* [Task objective]: Skip the pictures and extract all of the lines exactly as written.
─── Records provided
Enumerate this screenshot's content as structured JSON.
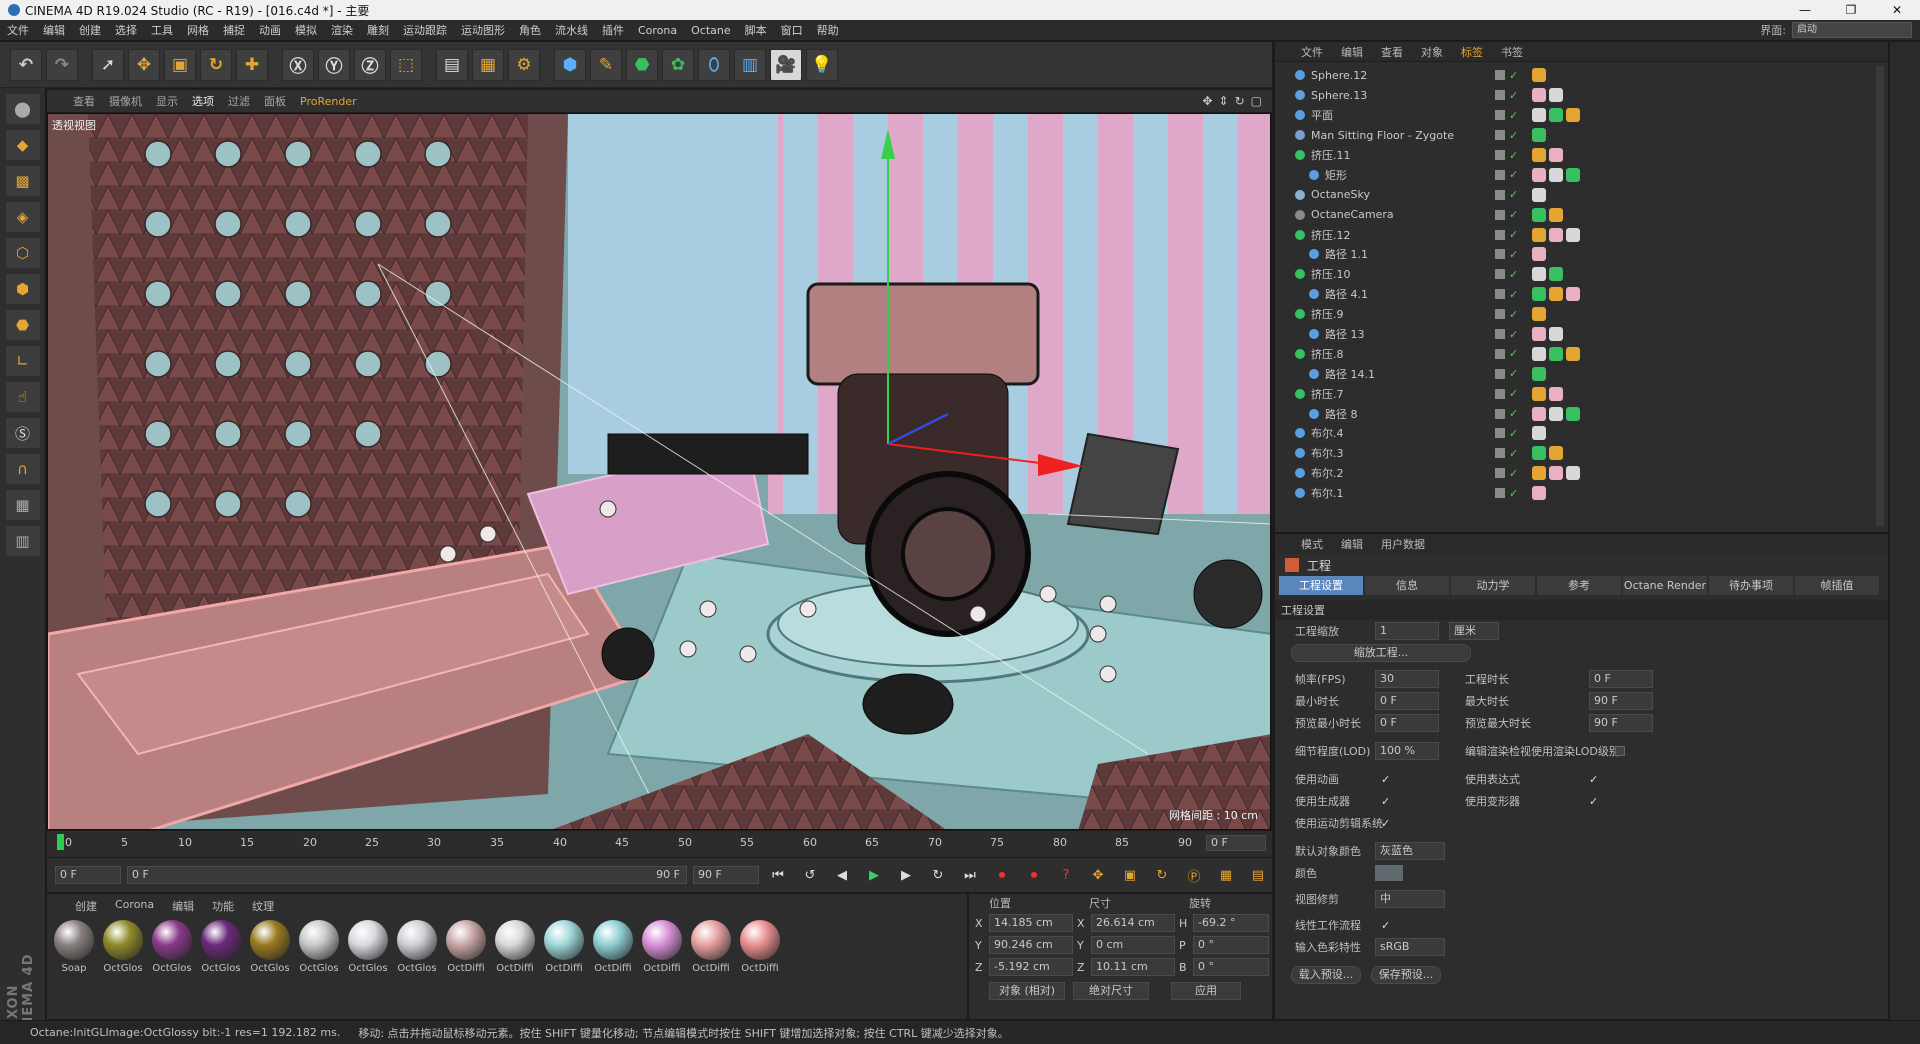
{
  "window": {
    "title": "CINEMA 4D R19.024 Studio (RC - R19) - [016.c4d *] - 主要"
  },
  "menubar": {
    "items": [
      "文件",
      "编辑",
      "创建",
      "选择",
      "工具",
      "网格",
      "捕捉",
      "动画",
      "模拟",
      "渲染",
      "雕刻",
      "运动跟踪",
      "运动图形",
      "角色",
      "流水线",
      "插件",
      "Corona",
      "Octane",
      "脚本",
      "窗口",
      "帮助"
    ],
    "interface_label": "界面:",
    "interface_value": "启动"
  },
  "viewport": {
    "menu": [
      "查看",
      "摄像机",
      "显示",
      "选项",
      "过滤",
      "面板",
      "ProRender"
    ],
    "label": "透视视图",
    "grid_spacing": "网格间距 : 10 cm"
  },
  "timeline": {
    "ticks": [
      "0",
      "5",
      "10",
      "15",
      "20",
      "25",
      "30",
      "35",
      "40",
      "45",
      "50",
      "55",
      "60",
      "65",
      "70",
      "75",
      "80",
      "85",
      "90"
    ],
    "current_frame": "0 F"
  },
  "transport": {
    "start": "0 F",
    "range_start": "0 F",
    "range_end": "90 F",
    "end": "90 F"
  },
  "materials": {
    "menu": [
      "创建",
      "Corona",
      "编辑",
      "功能",
      "纹理"
    ],
    "items": [
      {
        "name": "Soap",
        "color": "#8a8080"
      },
      {
        "name": "OctGlos",
        "color": "#8f8a2a"
      },
      {
        "name": "OctGlos",
        "color": "#8a3a8a"
      },
      {
        "name": "OctGlos",
        "color": "#6a2a7a"
      },
      {
        "name": "OctGlos",
        "color": "#9a7a20"
      },
      {
        "name": "OctGlos",
        "color": "#c8c8c8"
      },
      {
        "name": "OctGlos",
        "color": "#d8d8e0"
      },
      {
        "name": "OctGlos",
        "color": "#cfcfd5"
      },
      {
        "name": "OctDiffi",
        "color": "#c9a6a6"
      },
      {
        "name": "OctDiffi",
        "color": "#d8d8d8"
      },
      {
        "name": "OctDiffi",
        "color": "#9fd8da"
      },
      {
        "name": "OctDiffi",
        "color": "#8fd0d6"
      },
      {
        "name": "OctDiffi",
        "color": "#d890d8"
      },
      {
        "name": "OctDiffi",
        "color": "#e8a0a0"
      },
      {
        "name": "OctDiffi",
        "color": "#ea9090"
      }
    ]
  },
  "coordinates": {
    "headers": [
      "位置",
      "尺寸",
      "旋转"
    ],
    "rows": [
      {
        "pos_axis": "X",
        "pos": "14.185 cm",
        "size_axis": "X",
        "size": "26.614 cm",
        "rot_axis": "H",
        "rot": "-69.2 °"
      },
      {
        "pos_axis": "Y",
        "pos": "90.246 cm",
        "size_axis": "Y",
        "size": "0 cm",
        "rot_axis": "P",
        "rot": "0 °"
      },
      {
        "pos_axis": "Z",
        "pos": "-5.192 cm",
        "size_axis": "Z",
        "size": "10.11 cm",
        "rot_axis": "B",
        "rot": "0 °"
      }
    ],
    "mode": "对象 (相对)",
    "size_mode": "绝对尺寸",
    "apply": "应用"
  },
  "status": {
    "left": "Octane:InitGLImage:OctGlossy bit:-1 res=1 192.182 ms.",
    "hint": "移动: 点击并拖动鼠标移动元素。按住 SHIFT 键量化移动; 节点编辑模式时按住 SHIFT 键增加选择对象; 按住 CTRL 键减少选择对象。"
  },
  "object_manager": {
    "menu": [
      "文件",
      "编辑",
      "查看",
      "对象",
      "标签",
      "书签"
    ],
    "active_menu": "标签",
    "objects": [
      {
        "name": "Sphere.12",
        "icon": "#5aa0e0"
      },
      {
        "name": "Sphere.13",
        "icon": "#5aa0e0"
      },
      {
        "name": "平面",
        "icon": "#5aa0e0"
      },
      {
        "name": "Man Sitting Floor - Zygote",
        "icon": "#7aa0d0"
      },
      {
        "name": "挤压.11",
        "icon": "#38c060"
      },
      {
        "name": "矩形",
        "icon": "#5aa0e0"
      },
      {
        "name": "OctaneSky",
        "icon": "#8ab0d0"
      },
      {
        "name": "OctaneCamera",
        "icon": "#8a8a8a"
      },
      {
        "name": "挤压.12",
        "icon": "#38c060"
      },
      {
        "name": "路径 1.1",
        "icon": "#5aa0e0"
      },
      {
        "name": "挤压.10",
        "icon": "#38c060"
      },
      {
        "name": "路径 4.1",
        "icon": "#5aa0e0"
      },
      {
        "name": "挤压.9",
        "icon": "#38c060"
      },
      {
        "name": "路径 13",
        "icon": "#5aa0e0"
      },
      {
        "name": "挤压.8",
        "icon": "#38c060"
      },
      {
        "name": "路径 14.1",
        "icon": "#5aa0e0"
      },
      {
        "name": "挤压.7",
        "icon": "#38c060"
      },
      {
        "name": "路径 8",
        "icon": "#5aa0e0"
      },
      {
        "name": "布尔.4",
        "icon": "#5aa0e0"
      },
      {
        "name": "布尔.3",
        "icon": "#5aa0e0"
      },
      {
        "name": "布尔.2",
        "icon": "#5aa0e0"
      },
      {
        "name": "布尔.1",
        "icon": "#5aa0e0"
      }
    ]
  },
  "attributes": {
    "menu": [
      "模式",
      "编辑",
      "用户数据"
    ],
    "title": "工程",
    "tabs": [
      "工程设置",
      "信息",
      "动力学",
      "参考",
      "Octane Render",
      "待办事项",
      "帧插值"
    ],
    "section": "工程设置",
    "project_scale_label": "工程缩放",
    "project_scale_value": "1",
    "project_scale_unit": "厘米",
    "scale_button": "缩放工程...",
    "fps_label": "帧率(FPS)",
    "fps_value": "30",
    "duration_label": "工程时长",
    "duration_value": "0 F",
    "min_time_label": "最小时长",
    "min_time_value": "0 F",
    "max_time_label": "最大时长",
    "max_time_value": "90 F",
    "preview_min_label": "预览最小时长",
    "preview_min_value": "0 F",
    "preview_max_label": "预览最大时长",
    "preview_max_value": "90 F",
    "lod_label": "细节程度(LOD)",
    "lod_value": "100 %",
    "lod_render_label": "编辑渲染检视使用渲染LOD级别",
    "use_anim_label": "使用动画",
    "use_expr_label": "使用表达式",
    "use_gen_label": "使用生成器",
    "use_deform_label": "使用变形器",
    "use_motion_label": "使用运动剪辑系统",
    "default_color_label": "默认对象颜色",
    "default_color_value": "灰蓝色",
    "color_label": "颜色",
    "view_clip_label": "视图修剪",
    "view_clip_value": "中",
    "linear_label": "线性工作流程",
    "input_color_label": "输入色彩特性",
    "input_color_value": "sRGB",
    "load_preset": "载入预设...",
    "save_preset": "保存预设..."
  }
}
──────
* [Expected answer]:
Enumerate this screenshot's content as structured JSON.
{
  "window": {
    "title": "CINEMA 4D R19.024 Studio (RC - R19) - [016.c4d *] - 主要"
  },
  "menubar": {
    "items": [
      "文件",
      "编辑",
      "创建",
      "选择",
      "工具",
      "网格",
      "捕捉",
      "动画",
      "模拟",
      "渲染",
      "雕刻",
      "运动跟踪",
      "运动图形",
      "角色",
      "流水线",
      "插件",
      "Corona",
      "Octane",
      "脚本",
      "窗口",
      "帮助"
    ],
    "interface_label": "界面:",
    "interface_value": "启动"
  },
  "viewport": {
    "menu": [
      "查看",
      "摄像机",
      "显示",
      "选项",
      "过滤",
      "面板",
      "ProRender"
    ],
    "label": "透视视图",
    "grid_spacing": "网格间距 : 10 cm"
  },
  "timeline": {
    "ticks": [
      "0",
      "5",
      "10",
      "15",
      "20",
      "25",
      "30",
      "35",
      "40",
      "45",
      "50",
      "55",
      "60",
      "65",
      "70",
      "75",
      "80",
      "85",
      "90"
    ],
    "current_frame": "0 F"
  },
  "transport": {
    "start": "0 F",
    "range_start": "0 F",
    "range_end": "90 F",
    "end": "90 F"
  },
  "materials": {
    "menu": [
      "创建",
      "Corona",
      "编辑",
      "功能",
      "纹理"
    ],
    "items": [
      {
        "name": "Soap",
        "color": "#8a8080"
      },
      {
        "name": "OctGlos",
        "color": "#8f8a2a"
      },
      {
        "name": "OctGlos",
        "color": "#8a3a8a"
      },
      {
        "name": "OctGlos",
        "color": "#6a2a7a"
      },
      {
        "name": "OctGlos",
        "color": "#9a7a20"
      },
      {
        "name": "OctGlos",
        "color": "#c8c8c8"
      },
      {
        "name": "OctGlos",
        "color": "#d8d8e0"
      },
      {
        "name": "OctGlos",
        "color": "#cfcfd5"
      },
      {
        "name": "OctDiffi",
        "color": "#c9a6a6"
      },
      {
        "name": "OctDiffi",
        "color": "#d8d8d8"
      },
      {
        "name": "OctDiffi",
        "color": "#9fd8da"
      },
      {
        "name": "OctDiffi",
        "color": "#8fd0d6"
      },
      {
        "name": "OctDiffi",
        "color": "#d890d8"
      },
      {
        "name": "OctDiffi",
        "color": "#e8a0a0"
      },
      {
        "name": "OctDiffi",
        "color": "#ea9090"
      }
    ]
  },
  "coordinates": {
    "headers": [
      "位置",
      "尺寸",
      "旋转"
    ],
    "rows": [
      {
        "pos_axis": "X",
        "pos": "14.185 cm",
        "size_axis": "X",
        "size": "26.614 cm",
        "rot_axis": "H",
        "rot": "-69.2 °"
      },
      {
        "pos_axis": "Y",
        "pos": "90.246 cm",
        "size_axis": "Y",
        "size": "0 cm",
        "rot_axis": "P",
        "rot": "0 °"
      },
      {
        "pos_axis": "Z",
        "pos": "-5.192 cm",
        "size_axis": "Z",
        "size": "10.11 cm",
        "rot_axis": "B",
        "rot": "0 °"
      }
    ],
    "mode": "对象 (相对)",
    "size_mode": "绝对尺寸",
    "apply": "应用"
  },
  "status": {
    "left": "Octane:InitGLImage:OctGlossy bit:-1 res=1 192.182 ms.",
    "hint": "移动: 点击并拖动鼠标移动元素。按住 SHIFT 键量化移动; 节点编辑模式时按住 SHIFT 键增加选择对象; 按住 CTRL 键减少选择对象。"
  },
  "object_manager": {
    "menu": [
      "文件",
      "编辑",
      "查看",
      "对象",
      "标签",
      "书签"
    ],
    "active_menu": "标签",
    "objects": [
      {
        "name": "Sphere.12",
        "icon": "#5aa0e0"
      },
      {
        "name": "Sphere.13",
        "icon": "#5aa0e0"
      },
      {
        "name": "平面",
        "icon": "#5aa0e0"
      },
      {
        "name": "Man Sitting Floor - Zygote",
        "icon": "#7aa0d0"
      },
      {
        "name": "挤压.11",
        "icon": "#38c060"
      },
      {
        "name": "矩形",
        "icon": "#5aa0e0"
      },
      {
        "name": "OctaneSky",
        "icon": "#8ab0d0"
      },
      {
        "name": "OctaneCamera",
        "icon": "#8a8a8a"
      },
      {
        "name": "挤压.12",
        "icon": "#38c060"
      },
      {
        "name": "路径 1.1",
        "icon": "#5aa0e0"
      },
      {
        "name": "挤压.10",
        "icon": "#38c060"
      },
      {
        "name": "路径 4.1",
        "icon": "#5aa0e0"
      },
      {
        "name": "挤压.9",
        "icon": "#38c060"
      },
      {
        "name": "路径 13",
        "icon": "#5aa0e0"
      },
      {
        "name": "挤压.8",
        "icon": "#38c060"
      },
      {
        "name": "路径 14.1",
        "icon": "#5aa0e0"
      },
      {
        "name": "挤压.7",
        "icon": "#38c060"
      },
      {
        "name": "路径 8",
        "icon": "#5aa0e0"
      },
      {
        "name": "布尔.4",
        "icon": "#5aa0e0"
      },
      {
        "name": "布尔.3",
        "icon": "#5aa0e0"
      },
      {
        "name": "布尔.2",
        "icon": "#5aa0e0"
      },
      {
        "name": "布尔.1",
        "icon": "#5aa0e0"
      }
    ]
  },
  "attributes": {
    "menu": [
      "模式",
      "编辑",
      "用户数据"
    ],
    "title": "工程",
    "tabs": [
      "工程设置",
      "信息",
      "动力学",
      "参考",
      "Octane Render",
      "待办事项",
      "帧插值"
    ],
    "section": "工程设置",
    "project_scale_label": "工程缩放",
    "project_scale_value": "1",
    "project_scale_unit": "厘米",
    "scale_button": "缩放工程...",
    "fps_label": "帧率(FPS)",
    "fps_value": "30",
    "duration_label": "工程时长",
    "duration_value": "0 F",
    "min_time_label": "最小时长",
    "min_time_value": "0 F",
    "max_time_label": "最大时长",
    "max_time_value": "90 F",
    "preview_min_label": "预览最小时长",
    "preview_min_value": "0 F",
    "preview_max_label": "预览最大时长",
    "preview_max_value": "90 F",
    "lod_label": "细节程度(LOD)",
    "lod_value": "100 %",
    "lod_render_label": "编辑渲染检视使用渲染LOD级别",
    "use_anim_label": "使用动画",
    "use_expr_label": "使用表达式",
    "use_gen_label": "使用生成器",
    "use_deform_label": "使用变形器",
    "use_motion_label": "使用运动剪辑系统",
    "default_color_label": "默认对象颜色",
    "default_color_value": "灰蓝色",
    "color_label": "颜色",
    "view_clip_label": "视图修剪",
    "view_clip_value": "中",
    "linear_label": "线性工作流程",
    "input_color_label": "输入色彩特性",
    "input_color_value": "sRGB",
    "load_preset": "载入预设...",
    "save_preset": "保存预设..."
  }
}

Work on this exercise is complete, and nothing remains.